Input data
## Start
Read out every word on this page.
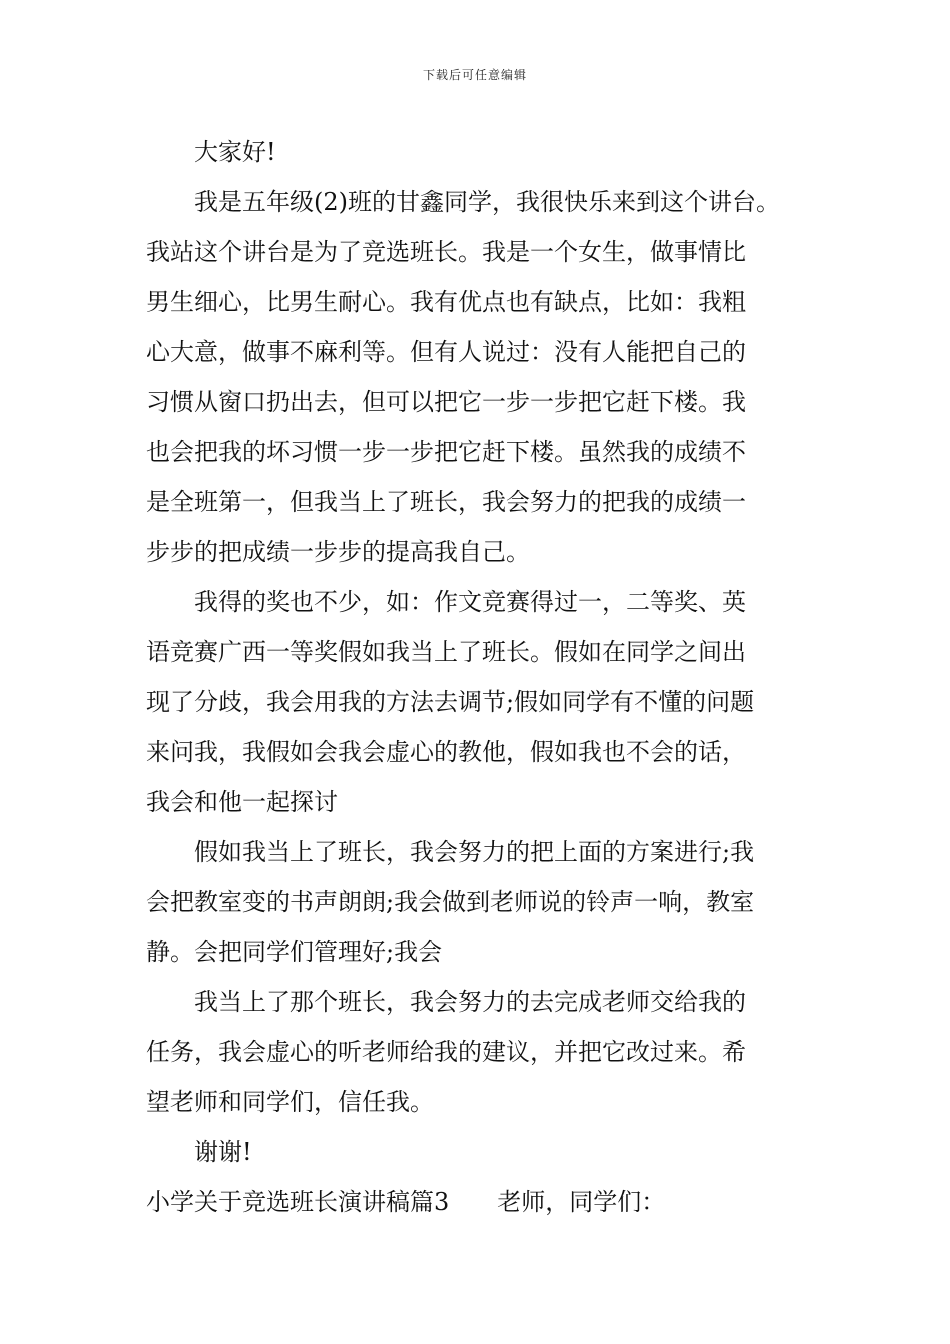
下载后可任意编辑
大家好!
我是五年级(2)班的甘鑫同学，我很快乐来到这个讲台。
我站这个讲台是为了竞选班长。我是一个女生，做事情比
男生细心，比男生耐心。我有优点也有缺点，比如：我粗
心大意，做事不麻利等。但有人说过：没有人能把自己的
习惯从窗口扔出去，但可以把它一步一步把它赶下楼。我
也会把我的坏习惯一步一步把它赶下楼。虽然我的成绩不
是全班第一，但我当上了班长，我会努力的把我的成绩一
步步的把成绩一步步的提高我自己。
我得的奖也不少，如：作文竞赛得过一，二等奖、英
语竞赛广西一等奖假如我当上了班长。假如在同学之间出
现了分歧，我会用我的方法去调节;假如同学有不懂的问题
来问我，我假如会我会虚心的教他，假如我也不会的话，
我会和他一起探讨
假如我当上了班长，我会努力的把上面的方案进行;我
会把教室变的书声朗朗;我会做到老师说的铃声一响，教室
静。会把同学们管理好;我会
我当上了那个班长，我会努力的去完成老师交给我的
任务，我会虚心的听老师给我的建议，并把它改过来。希
望老师和同学们，信任我。
谢谢!
小学关于竞选班长演讲稿篇3 老师，同学们：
## End
What you are asked to do
Using the records above, output their complete text exactly, minus any images.

Reply
Read out every word on this page.
下载后可任意编辑
大家好!
我是五年级(2)班的甘鑫同学，我很快乐来到这个讲台。
我站这个讲台是为了竞选班长。我是一个女生，做事情比
男生细心，比男生耐心。我有优点也有缺点，比如：我粗
心大意，做事不麻利等。但有人说过：没有人能把自己的
习惯从窗口扔出去，但可以把它一步一步把它赶下楼。我
也会把我的坏习惯一步一步把它赶下楼。虽然我的成绩不
是全班第一，但我当上了班长，我会努力的把我的成绩一
步步的把成绩一步步的提高我自己。
我得的奖也不少，如：作文竞赛得过一，二等奖、英
语竞赛广西一等奖假如我当上了班长。假如在同学之间出
现了分歧，我会用我的方法去调节;假如同学有不懂的问题
来问我，我假如会我会虚心的教他，假如我也不会的话，
我会和他一起探讨
假如我当上了班长，我会努力的把上面的方案进行;我
会把教室变的书声朗朗;我会做到老师说的铃声一响，教室
静。会把同学们管理好;我会
我当上了那个班长，我会努力的去完成老师交给我的
任务，我会虚心的听老师给我的建议，并把它改过来。希
望老师和同学们，信任我。
谢谢!
小学关于竞选班长演讲稿篇3 老师，同学们：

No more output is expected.